━━━━━ Stored data ━━━━━
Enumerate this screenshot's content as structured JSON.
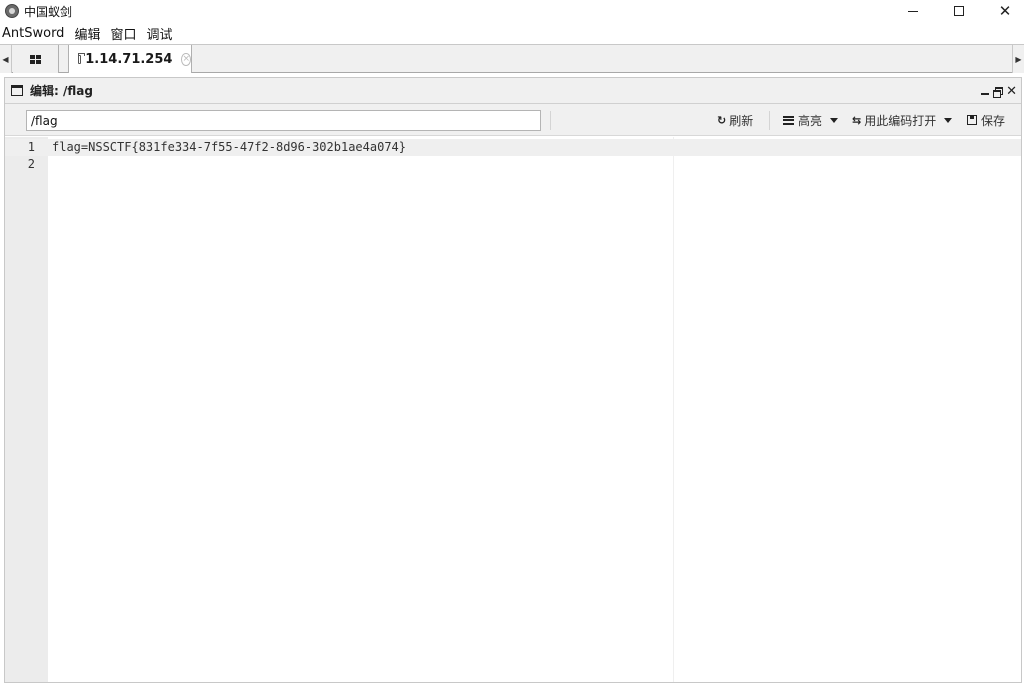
{
  "window": {
    "title": "中国蚁剑",
    "minimize_glyph": "—",
    "close_glyph": "✕"
  },
  "menu": [
    "AntSword",
    "编辑",
    "窗口",
    "调试"
  ],
  "tabs": {
    "active_label": "1.14.71.254",
    "close_glyph": "×"
  },
  "panel": {
    "title": "编辑: /flag",
    "close_glyph": "✕"
  },
  "toolbar": {
    "path_value": "/flag",
    "refresh_icon": "↻",
    "refresh_label": "刷新",
    "highlight_label": "高亮",
    "open_encoding_icon": "⇆",
    "open_encoding_label": "用此编码打开",
    "save_label": "保存"
  },
  "editor": {
    "lines": [
      {
        "num": "1",
        "text": "flag=NSSCTF{831fe334-7f55-47f2-8d96-302b1ae4a074}"
      },
      {
        "num": "2",
        "text": ""
      }
    ]
  },
  "icons": {
    "app": "antsword-logo-icon",
    "home_tab": "grid-icon",
    "tab": "folder-icon",
    "panel": "window-icon",
    "refresh": "refresh-icon",
    "highlight": "list-icon",
    "open_encoding": "file-encoding-icon",
    "save": "save-icon"
  }
}
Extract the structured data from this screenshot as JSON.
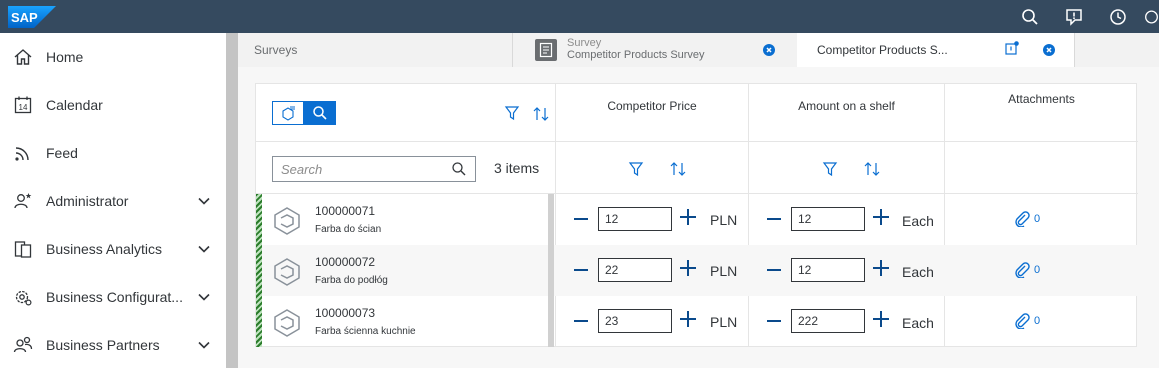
{
  "colors": {
    "shell": "#354a5f",
    "accent": "#0a6ed1",
    "status_hatch": "#2b7c2b"
  },
  "shell": {
    "logo": "SAP"
  },
  "sidebar": {
    "items": [
      {
        "label": "Home",
        "icon": "home-icon",
        "has_chevron": false
      },
      {
        "label": "Calendar",
        "icon": "calendar-icon",
        "icon_text": "14",
        "has_chevron": false
      },
      {
        "label": "Feed",
        "icon": "feed-icon",
        "has_chevron": false
      },
      {
        "label": "Administrator",
        "icon": "administrator-icon",
        "has_chevron": true
      },
      {
        "label": "Business Analytics",
        "icon": "analytics-icon",
        "has_chevron": true
      },
      {
        "label": "Business Configurat...",
        "icon": "configuration-icon",
        "has_chevron": true
      },
      {
        "label": "Business Partners",
        "icon": "partners-icon",
        "has_chevron": true
      }
    ]
  },
  "tabs": [
    {
      "label": "Surveys"
    },
    {
      "title": "Survey",
      "subtitle": "Competitor Products Survey",
      "icon": "survey-icon"
    },
    {
      "title": "Competitor Products S...",
      "icon": "notification-badge-icon"
    }
  ],
  "table": {
    "columns": [
      "Competitor Price",
      "Amount on a shelf",
      "Attachments"
    ],
    "search_placeholder": "Search",
    "items_count": "3 items",
    "rows": [
      {
        "id": "100000071",
        "name": "Farba do ścian",
        "price": "12",
        "price_unit": "PLN",
        "amount": "12",
        "amount_unit": "Each",
        "attachments": "0"
      },
      {
        "id": "100000072",
        "name": "Farba do podłóg",
        "price": "22",
        "price_unit": "PLN",
        "amount": "12",
        "amount_unit": "Each",
        "attachments": "0"
      },
      {
        "id": "100000073",
        "name": "Farba ścienna kuchnie",
        "price": "23",
        "price_unit": "PLN",
        "amount": "222",
        "amount_unit": "Each",
        "attachments": "0"
      }
    ]
  }
}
━━━━━
The request: Pull out all lines containing the word "Products" from the entries above.

Exercise response:
      "subtitle": "Competitor Products Survey",
      "title": "Competitor Products S...",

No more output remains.